**Problem details:** Exclude all pictures, then copy each of the records exactly as written.

━━ Records supplied ━━

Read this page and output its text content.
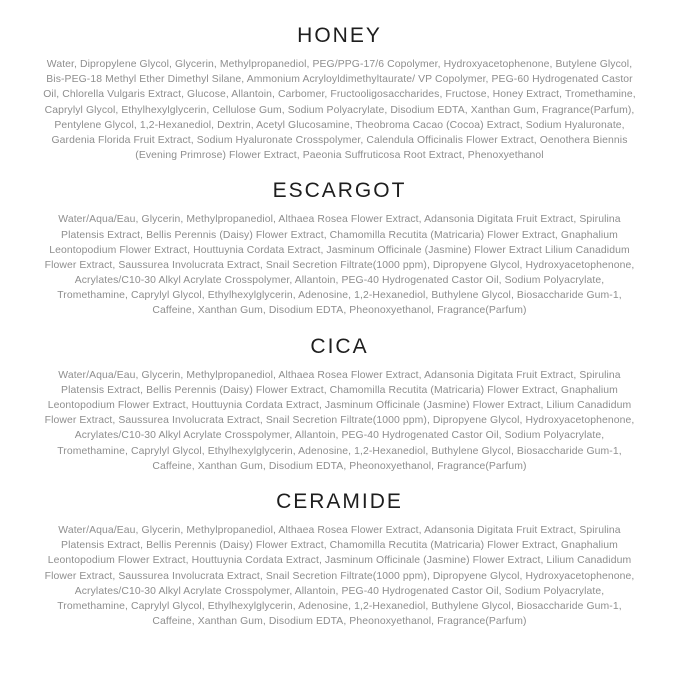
HONEY

Water, Dipropylene Glycol, Glycerin, Methylpropanediol, PEG/PPG-17/6 Copolymer, Hydroxyacetophenone, Butylene Glycol, Bis-PEG-18 Methyl Ether Dimethyl Silane, Ammonium Acryloyldimethyltaurate/ VP Copolymer, PEG-60 Hydrogenated Castor Oil, Chlorella Vulgaris Extract, Glucose, Allantoin, Carbomer, Fructooligosaccharides, Fructose, Honey Extract, Tromethamine, Caprylyl Glycol, Ethylhexylglycerin, Cellulose Gum, Sodium Polyacrylate, Disodium EDTA, Xanthan Gum, Fragrance(Parfum), Pentylene Glycol, 1,2-Hexanediol, Dextrin, Acetyl Glucosamine, Theobroma Cacao (Cocoa) Extract, Sodium Hyaluronate, Gardenia Florida Fruit Extract, Sodium Hyaluronate Crosspolymer, Calendula Officinalis Flower Extract, Oenothera Biennis (Evening Primrose) Flower Extract, Paeonia Suffruticosa Root Extract, Phenoxyethanol

ESCARGOT

Water/Aqua/Eau, Glycerin, Methylpropanediol, Althaea Rosea Flower Extract, Adansonia Digitata Fruit Extract, Spirulina Platensis Extract, Bellis Perennis (Daisy) Flower Extract, Chamomilla Recutita (Matricaria) Flower Extract, Gnaphalium Leontopodium Flower Extract, Houttuynia Cordata Extract, Jasminum Officinale (Jasmine) Flower Extract Lilium Canadidum Flower Extract, Saussurea Involucrata Extract, Snail Secretion Filtrate(1000 ppm), Dipropyene Glycol, Hydroxyacetophenone, Acrylates/C10-30 Alkyl Acrylate Crosspolymer, Allantoin, PEG-40 Hydrogenated Castor Oil, Sodium Polyacrylate, Tromethamine, Caprylyl Glycol, Ethylhexylglycerin, Adenosine, 1,2-Hexanediol, Buthylene Glycol, Biosaccharide Gum-1, Caffeine, Xanthan Gum, Disodium EDTA, Pheonoxyethanol, Fragrance(Parfum)

CICA

Water/Aqua/Eau, Glycerin, Methylpropanediol, Althaea Rosea Flower Extract, Adansonia Digitata Fruit Extract, Spirulina Platensis Extract, Bellis Perennis (Daisy) Flower Extract, Chamomilla Recutita (Matricaria) Flower Extract, Gnaphalium Leontopodium Flower Extract, Houttuynia Cordata Extract, Jasminum Officinale (Jasmine) Flower Extract, Lilium Canadidum Flower Extract, Saussurea Involucrata Extract, Snail Secretion Filtrate(1000 ppm), Dipropyene Glycol, Hydroxyacetophenone, Acrylates/C10-30 Alkyl Acrylate Crosspolymer, Allantoin, PEG-40 Hydrogenated Castor Oil, Sodium Polyacrylate, Tromethamine, Caprylyl Glycol, Ethylhexylglycerin, Adenosine, 1,2-Hexanediol, Buthylene Glycol, Biosaccharide Gum-1, Caffeine, Xanthan Gum, Disodium EDTA, Pheonoxyethanol, Fragrance(Parfum)

CERAMIDE

Water/Aqua/Eau, Glycerin, Methylpropanediol, Althaea Rosea Flower Extract, Adansonia Digitata Fruit Extract, Spirulina Platensis Extract, Bellis Perennis (Daisy) Flower Extract, Chamomilla Recutita (Matricaria) Flower Extract, Gnaphalium Leontopodium Flower Extract, Houttuynia Cordata Extract, Jasminum Officinale (Jasmine) Flower Extract, Lilium Canadidum Flower Extract, Saussurea Involucrata Extract, Snail Secretion Filtrate(1000 ppm), Dipropyene Glycol, Hydroxyacetophenone, Acrylates/C10-30 Alkyl Acrylate Crosspolymer, Allantoin, PEG-40 Hydrogenated Castor Oil, Sodium Polyacrylate, Tromethamine, Caprylyl Glycol, Ethylhexylglycerin, Adenosine, 1,2-Hexanediol, Buthylene Glycol, Biosaccharide Gum-1, Caffeine, Xanthan Gum, Disodium EDTA, Pheonoxyethanol, Fragrance(Parfum)
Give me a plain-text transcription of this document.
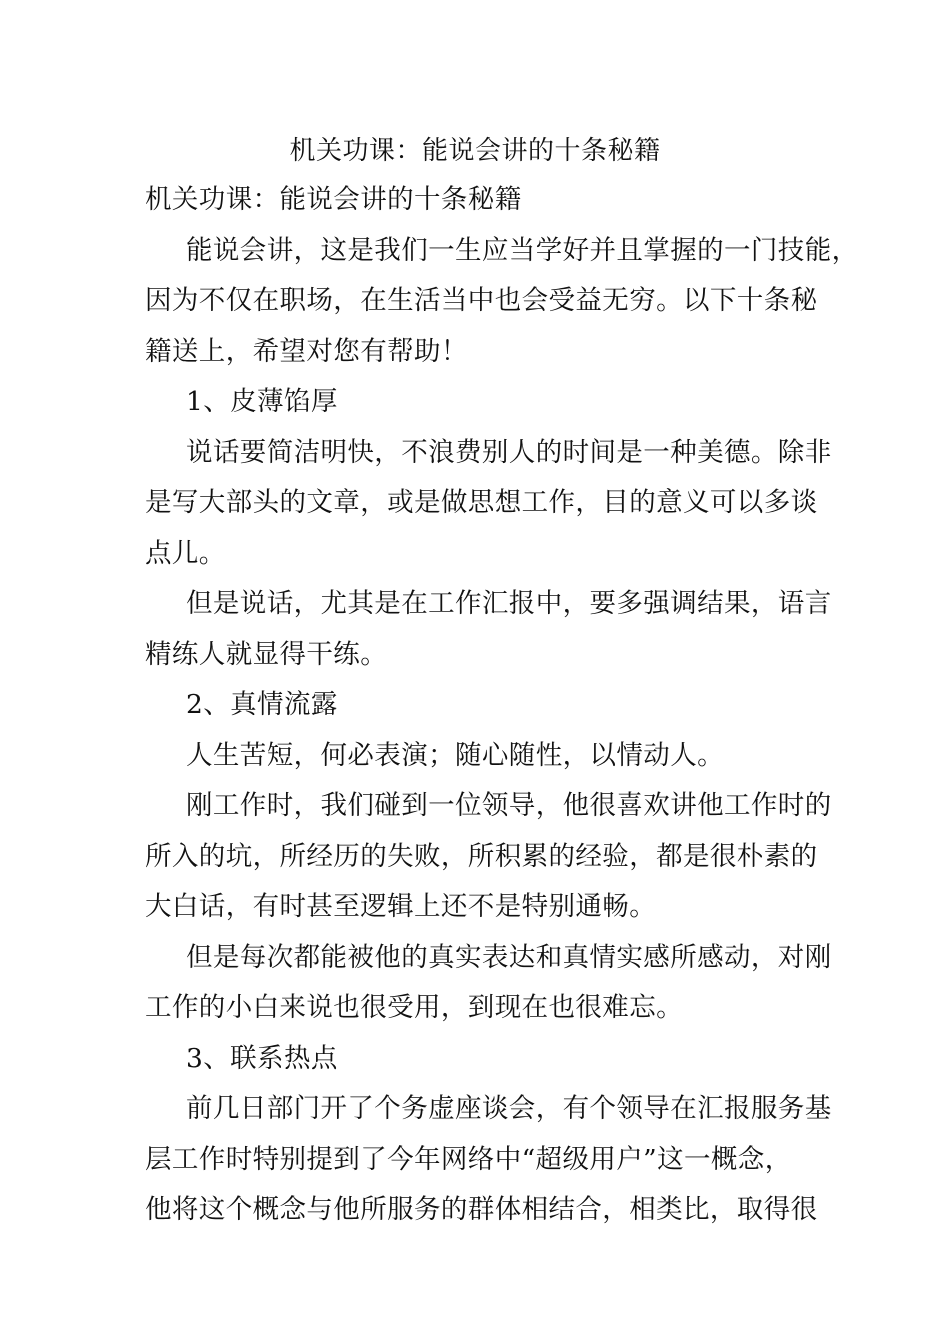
机关功课：能说会讲的十条秘籍
机关功课：能说会讲的十条秘籍
能说会讲，这是我们一生应当学好并且掌握的一门技能，
因为不仅在职场，在生活当中也会受益无穷。以下十条秘
籍送上，希望对您有帮助！
1、皮薄馅厚
说话要简洁明快，不浪费别人的时间是一种美德。除非
是写大部头的文章，或是做思想工作，目的意义可以多谈
点儿。
但是说话，尤其是在工作汇报中，要多强调结果，语言
精练人就显得干练。
2、真情流露
人生苦短，何必表演；随心随性，以情动人。
刚工作时，我们碰到一位领导，他很喜欢讲他工作时的
所入的坑，所经历的失败，所积累的经验，都是很朴素的
大白话，有时甚至逻辑上还不是特别通畅。
但是每次都能被他的真实表达和真情实感所感动，对刚
工作的小白来说也很受用，到现在也很难忘。
3、联系热点
前几日部门开了个务虚座谈会，有个领导在汇报服务基
层工作时特别提到了今年网络中“超级用户”这一概念，
他将这个概念与他所服务的群体相结合，相类比，取得很
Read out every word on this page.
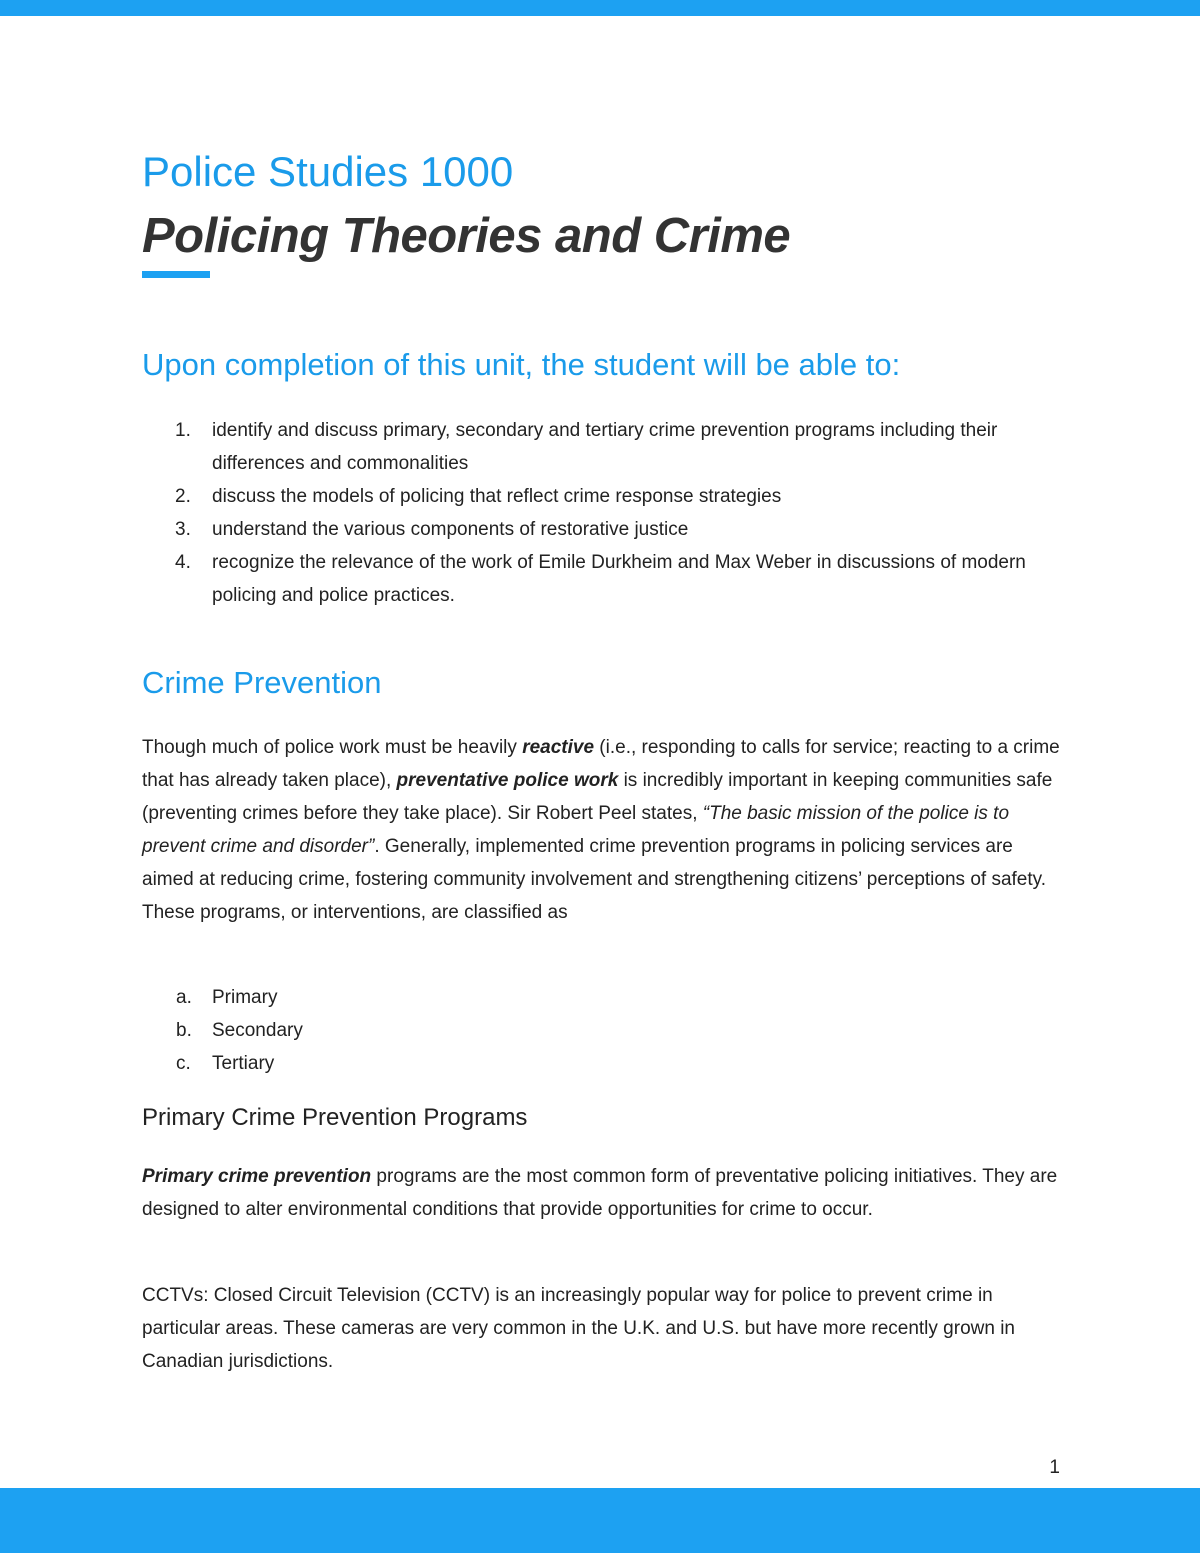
Police Studies 1000
Policing Theories and Crime
Upon completion of this unit, the student will be able to:
1. identify and discuss primary, secondary and tertiary crime prevention programs including their differences and commonalities
2. discuss the models of policing that reflect crime response strategies
3. understand the various components of restorative justice
4. recognize the relevance of the work of Emile Durkheim and Max Weber in discussions of modern policing and police practices.
Crime Prevention

Though much of police work must be heavily reactive (i.e., responding to calls for service; reacting to a crime that has already taken place), preventative police work is incredibly important in keeping communities safe (preventing crimes before they take place). Sir Robert Peel states, “The basic mission of the police is to prevent crime and disorder”. Generally, implemented crime prevention programs in policing services are aimed at reducing crime, fostering community involvement and strengthening citizens’ perceptions of safety. These programs, or interventions, are classified as

a. Primary
b. Secondary
c. Tertiary
Primary Crime Prevention Programs

Primary crime prevention programs are the most common form of preventative policing initiatives. They are designed to alter environmental conditions that provide opportunities for crime to occur.

CCTVs: Closed Circuit Television (CCTV) is an increasingly popular way for police to prevent crime in particular areas. These cameras are very common in the U.K. and U.S. but have more recently grown in Canadian jurisdictions.

1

━━━

**Expected output:**
Read this page and output its text content.
HONEY

Water, Dipropylene Glycol, Glycerin, Methylpropanediol, PEG/PPG-17/6 Copolymer, Hydroxyacetophenone, Butylene Glycol, Bis-PEG-18 Methyl Ether Dimethyl Silane, Ammonium Acryloyldimethyltaurate/ VP Copolymer, PEG-60 Hydrogenated Castor Oil, Chlorella Vulgaris Extract, Glucose, Allantoin, Carbomer, Fructooligosaccharides, Fructose, Honey Extract, Tromethamine, Caprylyl Glycol, Ethylhexylglycerin, Cellulose Gum, Sodium Polyacrylate, Disodium EDTA, Xanthan Gum, Fragrance(Parfum), Pentylene Glycol, 1,2-Hexanediol, Dextrin, Acetyl Glucosamine, Theobroma Cacao (Cocoa) Extract, Sodium Hyaluronate, Gardenia Florida Fruit Extract, Sodium Hyaluronate Crosspolymer, Calendula Officinalis Flower Extract, Oenothera Biennis (Evening Primrose) Flower Extract, Paeonia Suffruticosa Root Extract, Phenoxyethanol

ESCARGOT

Water/Aqua/Eau, Glycerin, Methylpropanediol, Althaea Rosea Flower Extract, Adansonia Digitata Fruit Extract, Spirulina Platensis Extract, Bellis Perennis (Daisy) Flower Extract, Chamomilla Recutita (Matricaria) Flower Extract, Gnaphalium Leontopodium Flower Extract, Houttuynia Cordata Extract, Jasminum Officinale (Jasmine) Flower Extract Lilium Canadidum Flower Extract, Saussurea Involucrata Extract, Snail Secretion Filtrate(1000 ppm), Dipropyene Glycol, Hydroxyacetophenone, Acrylates/C10-30 Alkyl Acrylate Crosspolymer, Allantoin, PEG-40 Hydrogenated Castor Oil, Sodium Polyacrylate, Tromethamine, Caprylyl Glycol, Ethylhexylglycerin, Adenosine, 1,2-Hexanediol, Buthylene Glycol, Biosaccharide Gum-1, Caffeine, Xanthan Gum, Disodium EDTA, Pheonoxyethanol, Fragrance(Parfum)

CICA

Water/Aqua/Eau, Glycerin, Methylpropanediol, Althaea Rosea Flower Extract, Adansonia Digitata Fruit Extract, Spirulina Platensis Extract, Bellis Perennis (Daisy) Flower Extract, Chamomilla Recutita (Matricaria) Flower Extract, Gnaphalium Leontopodium Flower Extract, Houttuynia Cordata Extract, Jasminum Officinale (Jasmine) Flower Extract, Lilium Canadidum Flower Extract, Saussurea Involucrata Extract, Snail Secretion Filtrate(1000 ppm), Dipropyene Glycol, Hydroxyacetophenone, Acrylates/C10-30 Alkyl Acrylate Crosspolymer, Allantoin, PEG-40 Hydrogenated Castor Oil, Sodium Polyacrylate, Tromethamine, Caprylyl Glycol, Ethylhexylglycerin, Adenosine, 1,2-Hexanediol, Buthylene Glycol, Biosaccharide Gum-1, Caffeine, Xanthan Gum, Disodium EDTA, Pheonoxyethanol, Fragrance(Parfum)

CERAMIDE

Water/Aqua/Eau, Glycerin, Methylpropanediol, Althaea Rosea Flower Extract, Adansonia Digitata Fruit Extract, Spirulina Platensis Extract, Bellis Perennis (Daisy) Flower Extract, Chamomilla Recutita (Matricaria) Flower Extract, Gnaphalium Leontopodium Flower Extract, Houttuynia Cordata Extract, Jasminum Officinale (Jasmine) Flower Extract, Lilium Canadidum Flower Extract, Saussurea Involucrata Extract, Snail Secretion Filtrate(1000 ppm), Dipropyene Glycol, Hydroxyacetophenone, Acrylates/C10-30 Alkyl Acrylate Crosspolymer, Allantoin, PEG-40 Hydrogenated Castor Oil, Sodium Polyacrylate, Tromethamine, Caprylyl Glycol, Ethylhexylglycerin, Adenosine, 1,2-Hexanediol, Buthylene Glycol, Biosaccharide Gum-1, Caffeine, Xanthan Gum, Disodium EDTA, Pheonoxyethanol, Fragrance(Parfum)
Give me a plain-text transcription of this document.
机关功课：能说会讲的十条秘籍
机关功课：能说会讲的十条秘籍
能说会讲，这是我们一生应当学好并且掌握的一门技能，
因为不仅在职场，在生活当中也会受益无穷。以下十条秘
籍送上，希望对您有帮助！
1、皮薄馅厚
说话要简洁明快，不浪费别人的时间是一种美德。除非
是写大部头的文章，或是做思想工作，目的意义可以多谈
点儿。
但是说话，尤其是在工作汇报中，要多强调结果，语言
精练人就显得干练。
2、真情流露
人生苦短，何必表演；随心随性，以情动人。
刚工作时，我们碰到一位领导，他很喜欢讲他工作时的
所入的坑，所经历的失败，所积累的经验，都是很朴素的
大白话，有时甚至逻辑上还不是特别通畅。
但是每次都能被他的真实表达和真情实感所感动，对刚
工作的小白来说也很受用，到现在也很难忘。
3、联系热点
前几日部门开了个务虚座谈会，有个领导在汇报服务基
层工作时特别提到了今年网络中“超级用户”这一概念，
他将这个概念与他所服务的群体相结合，相类比，取得很
Read out every word on this page.
Police Studies 1000
Policing Theories and Crime
Upon completion of this unit, the student will be able to:
1. identify and discuss primary, secondary and tertiary crime prevention programs including their differences and commonalities
2. discuss the models of policing that reflect crime response strategies
3. understand the various components of restorative justice
4. recognize the relevance of the work of Emile Durkheim and Max Weber in discussions of modern policing and police practices.
Crime Prevention

Though much of police work must be heavily reactive (i.e., responding to calls for service; reacting to a crime that has already taken place), preventative police work is incredibly important in keeping communities safe (preventing crimes before they take place). Sir Robert Peel states, “The basic mission of the police is to prevent crime and disorder”. Generally, implemented crime prevention programs in policing services are aimed at reducing crime, fostering community involvement and strengthening citizens’ perceptions of safety. These programs, or interventions, are classified as

a. Primary
b. Secondary
c. Tertiary
Primary Crime Prevention Programs

Primary crime prevention programs are the most common form of preventative policing initiatives. They are designed to alter environmental conditions that provide opportunities for crime to occur.

CCTVs: Closed Circuit Television (CCTV) is an increasingly popular way for police to prevent crime in particular areas. These cameras are very common in the U.K. and U.S. but have more recently grown in Canadian jurisdictions.

1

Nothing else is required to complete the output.